[start]

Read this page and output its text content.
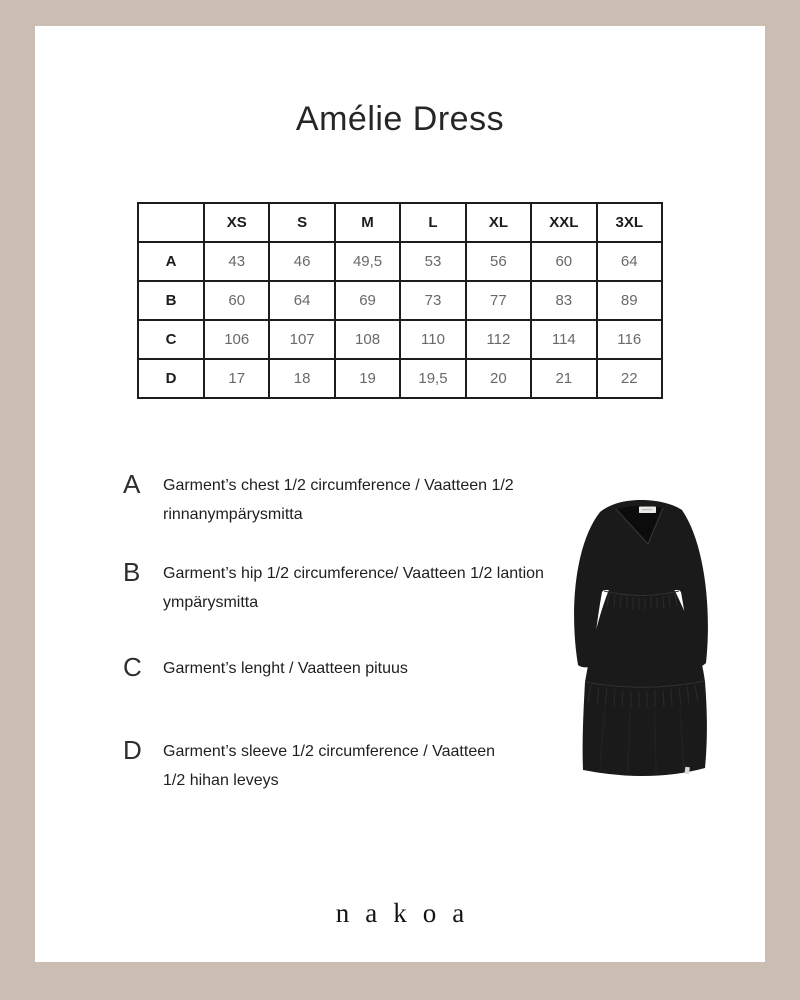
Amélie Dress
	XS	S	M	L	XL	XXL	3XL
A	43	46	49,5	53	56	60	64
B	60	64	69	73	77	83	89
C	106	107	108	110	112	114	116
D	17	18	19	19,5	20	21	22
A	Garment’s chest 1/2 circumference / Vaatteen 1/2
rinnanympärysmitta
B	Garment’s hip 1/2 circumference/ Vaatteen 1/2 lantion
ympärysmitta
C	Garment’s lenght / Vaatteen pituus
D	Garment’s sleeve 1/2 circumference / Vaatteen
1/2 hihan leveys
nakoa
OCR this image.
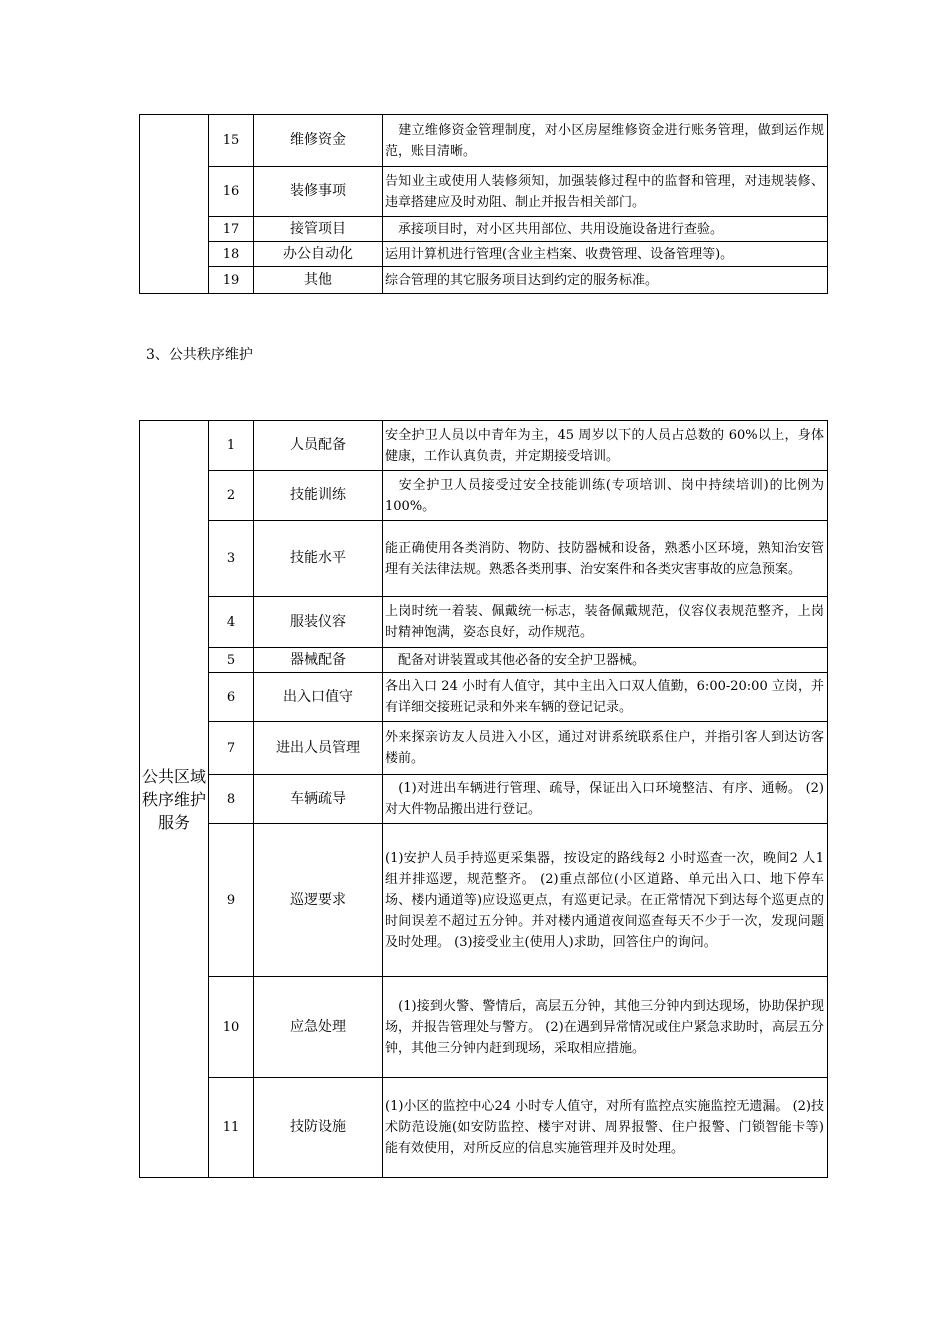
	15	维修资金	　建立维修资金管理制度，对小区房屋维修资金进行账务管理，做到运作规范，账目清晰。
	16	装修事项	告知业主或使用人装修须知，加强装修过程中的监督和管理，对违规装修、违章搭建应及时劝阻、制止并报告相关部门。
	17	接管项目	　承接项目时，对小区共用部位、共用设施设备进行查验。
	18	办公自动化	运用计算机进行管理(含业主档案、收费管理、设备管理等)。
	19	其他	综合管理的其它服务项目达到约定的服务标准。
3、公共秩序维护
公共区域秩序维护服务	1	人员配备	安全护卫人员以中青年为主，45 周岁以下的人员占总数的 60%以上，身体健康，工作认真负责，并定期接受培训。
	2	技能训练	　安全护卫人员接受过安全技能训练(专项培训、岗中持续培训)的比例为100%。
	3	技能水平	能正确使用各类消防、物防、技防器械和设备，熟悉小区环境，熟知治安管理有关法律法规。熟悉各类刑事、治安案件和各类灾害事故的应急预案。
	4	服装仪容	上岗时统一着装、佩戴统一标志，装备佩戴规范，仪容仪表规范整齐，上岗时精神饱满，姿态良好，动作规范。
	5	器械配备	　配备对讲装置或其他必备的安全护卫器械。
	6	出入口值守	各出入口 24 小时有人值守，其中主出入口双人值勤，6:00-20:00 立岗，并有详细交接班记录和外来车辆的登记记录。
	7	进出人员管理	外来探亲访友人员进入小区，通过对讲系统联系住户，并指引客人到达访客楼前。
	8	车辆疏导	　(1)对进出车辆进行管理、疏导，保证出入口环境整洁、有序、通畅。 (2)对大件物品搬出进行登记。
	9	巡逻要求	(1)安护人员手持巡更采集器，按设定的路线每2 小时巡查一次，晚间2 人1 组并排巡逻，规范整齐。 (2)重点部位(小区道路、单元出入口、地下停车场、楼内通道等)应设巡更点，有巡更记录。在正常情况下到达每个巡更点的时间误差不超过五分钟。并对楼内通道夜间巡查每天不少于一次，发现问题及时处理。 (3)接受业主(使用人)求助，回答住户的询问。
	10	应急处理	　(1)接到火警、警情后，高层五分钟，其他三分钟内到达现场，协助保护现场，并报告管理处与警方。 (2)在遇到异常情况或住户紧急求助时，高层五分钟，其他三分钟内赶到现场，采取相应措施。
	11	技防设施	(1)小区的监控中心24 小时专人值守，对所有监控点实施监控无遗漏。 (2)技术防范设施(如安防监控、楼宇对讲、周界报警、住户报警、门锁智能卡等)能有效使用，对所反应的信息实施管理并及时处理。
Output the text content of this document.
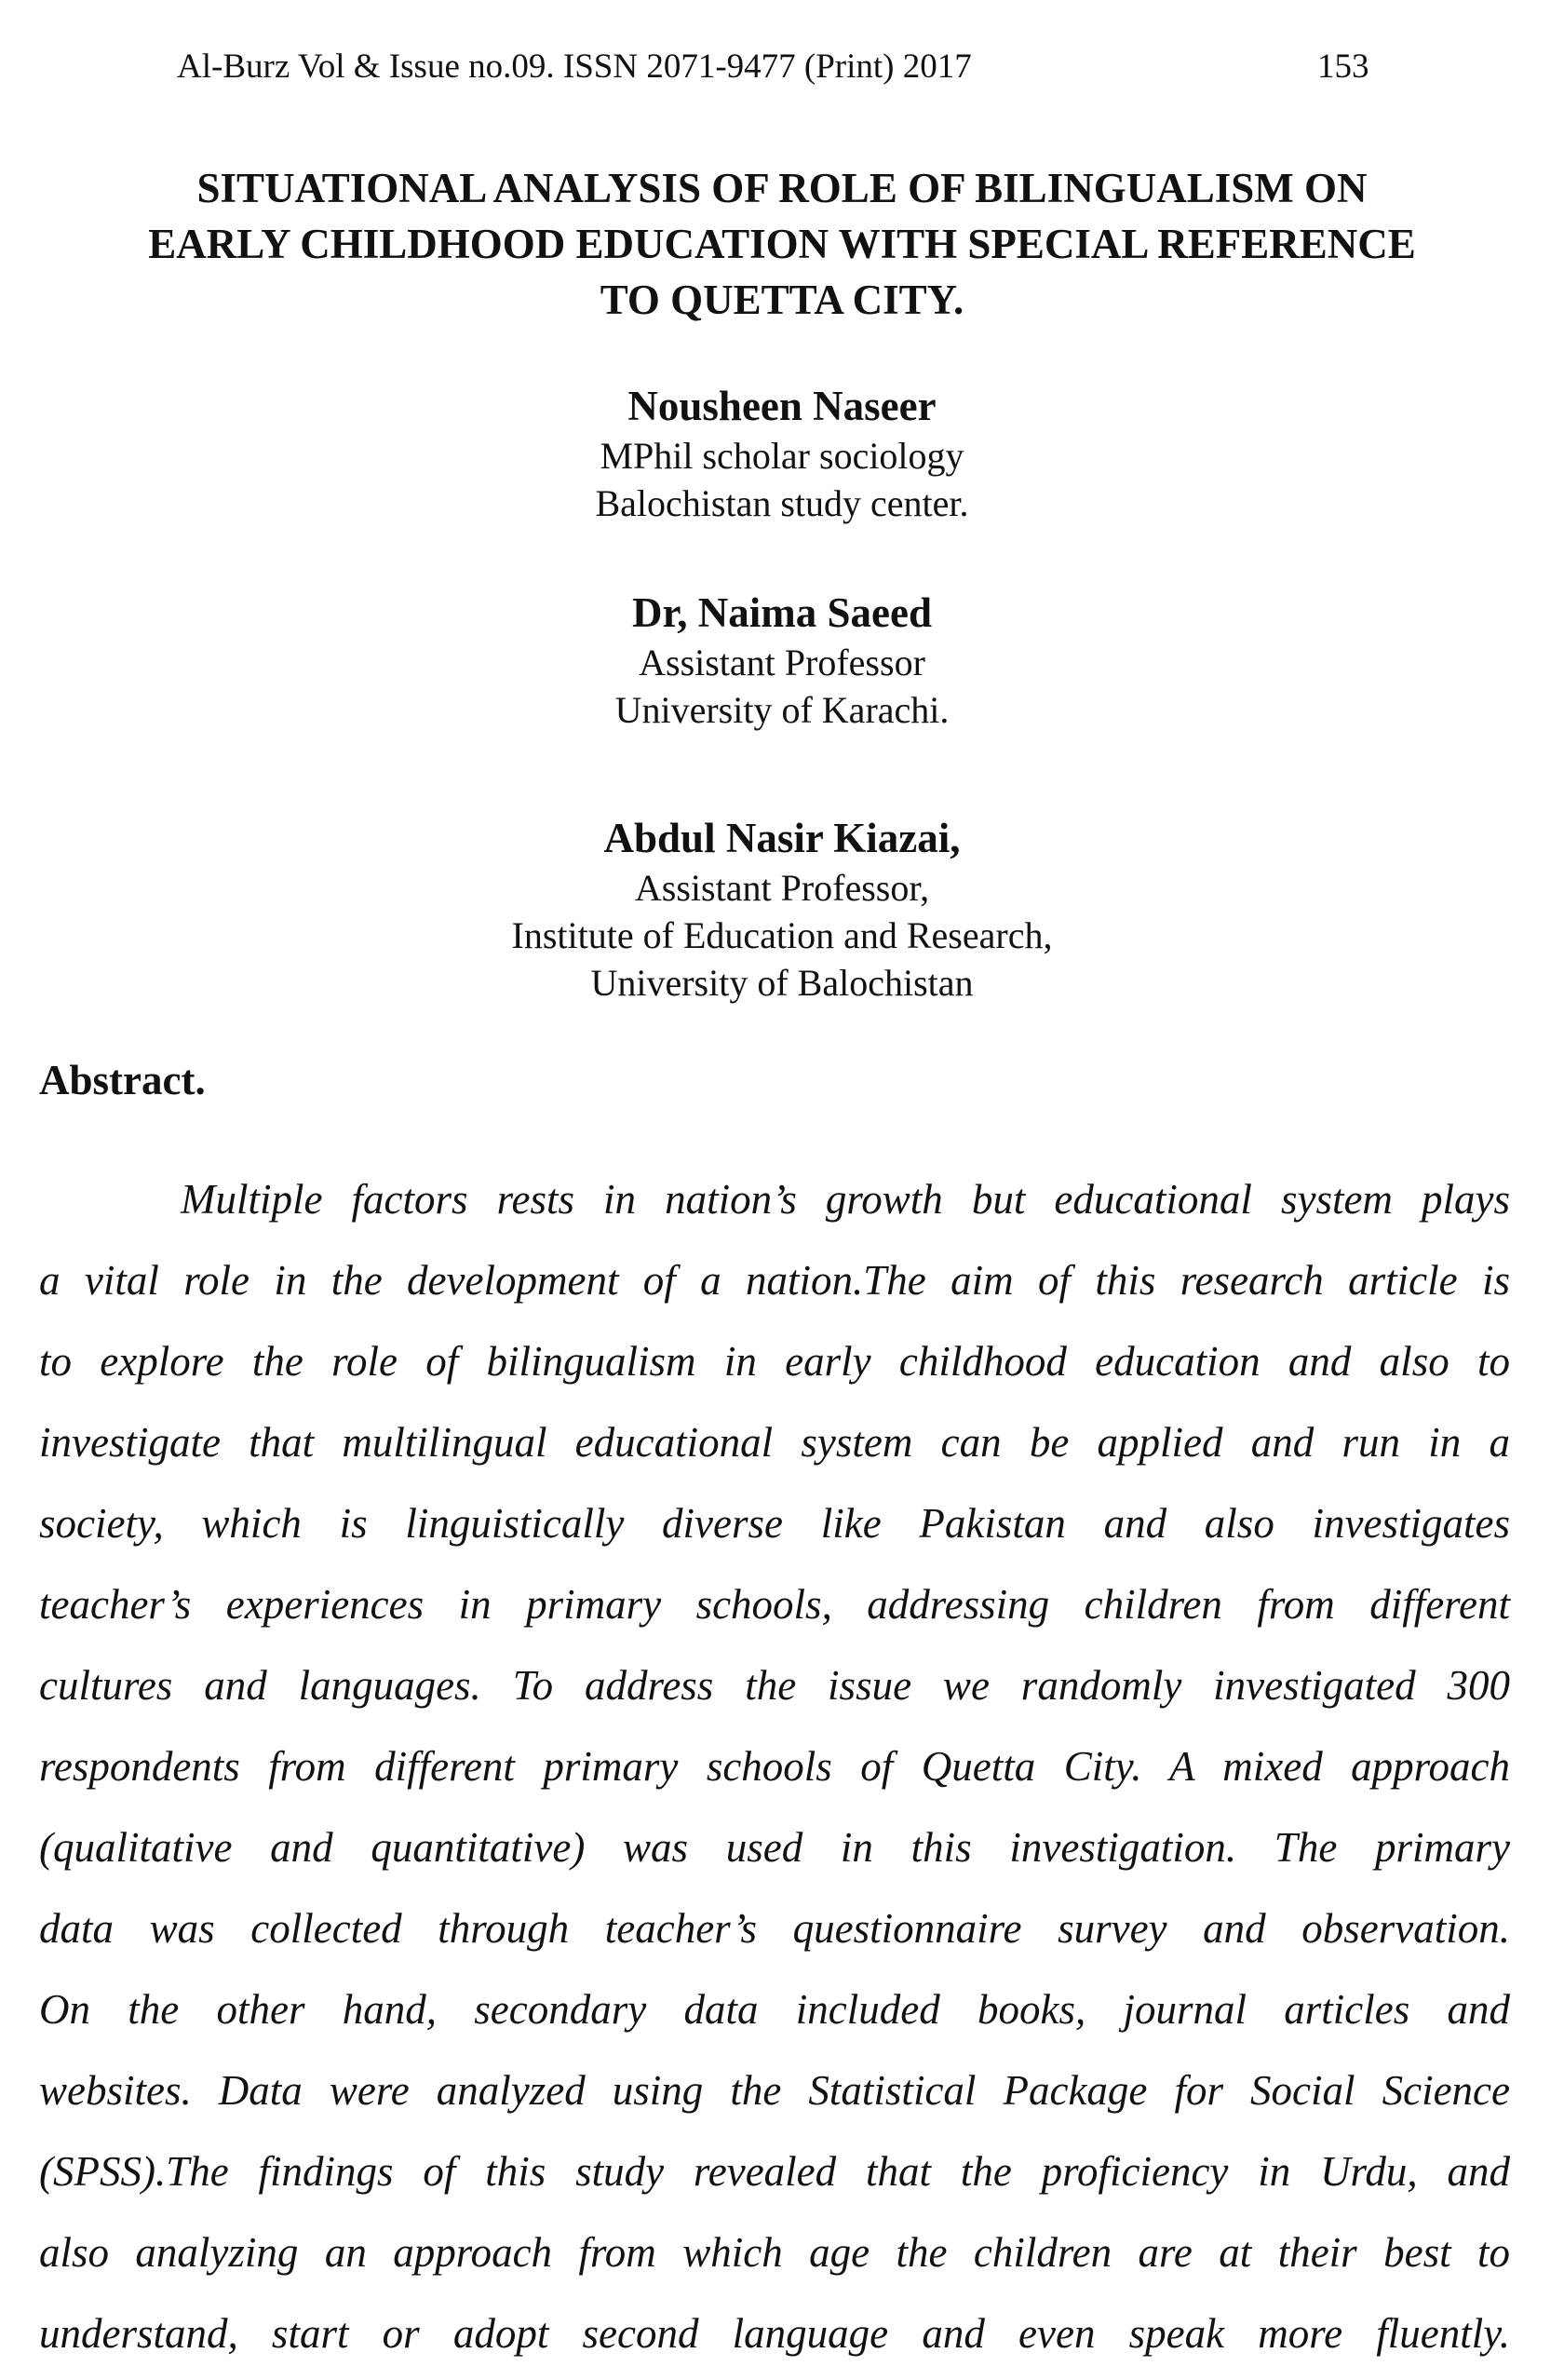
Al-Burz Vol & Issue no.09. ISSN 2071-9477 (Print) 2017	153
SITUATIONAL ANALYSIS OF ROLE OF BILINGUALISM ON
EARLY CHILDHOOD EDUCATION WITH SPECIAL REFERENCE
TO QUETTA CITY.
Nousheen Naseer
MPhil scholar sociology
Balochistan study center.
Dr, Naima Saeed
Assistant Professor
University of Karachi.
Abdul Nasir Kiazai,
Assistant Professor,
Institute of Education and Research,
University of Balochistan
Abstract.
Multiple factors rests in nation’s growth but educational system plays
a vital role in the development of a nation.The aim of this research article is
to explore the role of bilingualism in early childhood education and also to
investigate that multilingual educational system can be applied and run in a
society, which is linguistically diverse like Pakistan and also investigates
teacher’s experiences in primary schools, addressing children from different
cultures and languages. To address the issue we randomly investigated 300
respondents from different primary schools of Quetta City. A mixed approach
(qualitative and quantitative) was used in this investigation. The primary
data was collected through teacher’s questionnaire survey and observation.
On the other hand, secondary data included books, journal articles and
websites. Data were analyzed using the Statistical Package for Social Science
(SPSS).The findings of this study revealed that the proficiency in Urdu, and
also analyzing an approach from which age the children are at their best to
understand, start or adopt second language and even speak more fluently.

[end]

Repeat all the records above exactly, leaving out any pictures.

Read this page and output its text content.
Amélie Dress
	XS	S	M	L	XL	XXL	3XL
A	43	46	49,5	53	56	60	64
B	60	64	69	73	77	83	89
C	106	107	108	110	112	114	116
D	17	18	19	19,5	20	21	22
A	Garment’s chest 1/2 circumference / Vaatteen 1/2
rinnanympärysmitta
B	Garment’s hip 1/2 circumference/ Vaatteen 1/2 lantion
ympärysmitta
C	Garment’s lenght / Vaatteen pituus
D	Garment’s sleeve 1/2 circumference / Vaatteen
1/2 hihan leveys
nakoa
OCR this image.
	15	维修资金	　建立维修资金管理制度，对小区房屋维修资金进行账务管理，做到运作规范，账目清晰。
	16	装修事项	告知业主或使用人装修须知，加强装修过程中的监督和管理，对违规装修、违章搭建应及时劝阻、制止并报告相关部门。
	17	接管项目	　承接项目时，对小区共用部位、共用设施设备进行查验。
	18	办公自动化	运用计算机进行管理(含业主档案、收费管理、设备管理等)。
	19	其他	综合管理的其它服务项目达到约定的服务标准。
3、公共秩序维护
公共区域秩序维护服务	1	人员配备	安全护卫人员以中青年为主，45 周岁以下的人员占总数的 60%以上，身体健康，工作认真负责，并定期接受培训。
	2	技能训练	　安全护卫人员接受过安全技能训练(专项培训、岗中持续培训)的比例为100%。
	3	技能水平	能正确使用各类消防、物防、技防器械和设备，熟悉小区环境，熟知治安管理有关法律法规。熟悉各类刑事、治安案件和各类灾害事故的应急预案。
	4	服装仪容	上岗时统一着装、佩戴统一标志，装备佩戴规范，仪容仪表规范整齐，上岗时精神饱满，姿态良好，动作规范。
	5	器械配备	　配备对讲装置或其他必备的安全护卫器械。
	6	出入口值守	各出入口 24 小时有人值守，其中主出入口双人值勤，6:00-20:00 立岗，并有详细交接班记录和外来车辆的登记记录。
	7	进出人员管理	外来探亲访友人员进入小区，通过对讲系统联系住户，并指引客人到达访客楼前。
	8	车辆疏导	　(1)对进出车辆进行管理、疏导，保证出入口环境整洁、有序、通畅。 (2)对大件物品搬出进行登记。
	9	巡逻要求	(1)安护人员手持巡更采集器，按设定的路线每2 小时巡查一次，晚间2 人1 组并排巡逻，规范整齐。 (2)重点部位(小区道路、单元出入口、地下停车场、楼内通道等)应设巡更点，有巡更记录。在正常情况下到达每个巡更点的时间误差不超过五分钟。并对楼内通道夜间巡查每天不少于一次，发现问题及时处理。 (3)接受业主(使用人)求助，回答住户的询问。
	10	应急处理	　(1)接到火警、警情后，高层五分钟，其他三分钟内到达现场，协助保护现场，并报告管理处与警方。 (2)在遇到异常情况或住户紧急求助时，高层五分钟，其他三分钟内赶到现场，采取相应措施。
	11	技防设施	(1)小区的监控中心24 小时专人值守，对所有监控点实施监控无遗漏。 (2)技术防范设施(如安防监控、楼宇对讲、周界报警、住户报警、门锁智能卡等)能有效使用，对所反应的信息实施管理并及时处理。
Output the text content of this document.
Al-Burz Vol & Issue no.09. ISSN 2071-9477 (Print) 2017	153
SITUATIONAL ANALYSIS OF ROLE OF BILINGUALISM ON
EARLY CHILDHOOD EDUCATION WITH SPECIAL REFERENCE
TO QUETTA CITY.
Nousheen Naseer
MPhil scholar sociology
Balochistan study center.
Dr, Naima Saeed
Assistant Professor
University of Karachi.
Abdul Nasir Kiazai,
Assistant Professor,
Institute of Education and Research,
University of Balochistan
Abstract.
Multiple factors rests in nation’s growth but educational system plays
a vital role in the development of a nation.The aim of this research article is
to explore the role of bilingualism in early childhood education and also to
investigate that multilingual educational system can be applied and run in a
society, which is linguistically diverse like Pakistan and also investigates
teacher’s experiences in primary schools, addressing children from different
cultures and languages. To address the issue we randomly investigated 300
respondents from different primary schools of Quetta City. A mixed approach
(qualitative and quantitative) was used in this investigation. The primary
data was collected through teacher’s questionnaire survey and observation.
On the other hand, secondary data included books, journal articles and
websites. Data were analyzed using the Statistical Package for Social Science
(SPSS).The findings of this study revealed that the proficiency in Urdu, and
also analyzing an approach from which age the children are at their best to
understand, start or adopt second language and even speak more fluently.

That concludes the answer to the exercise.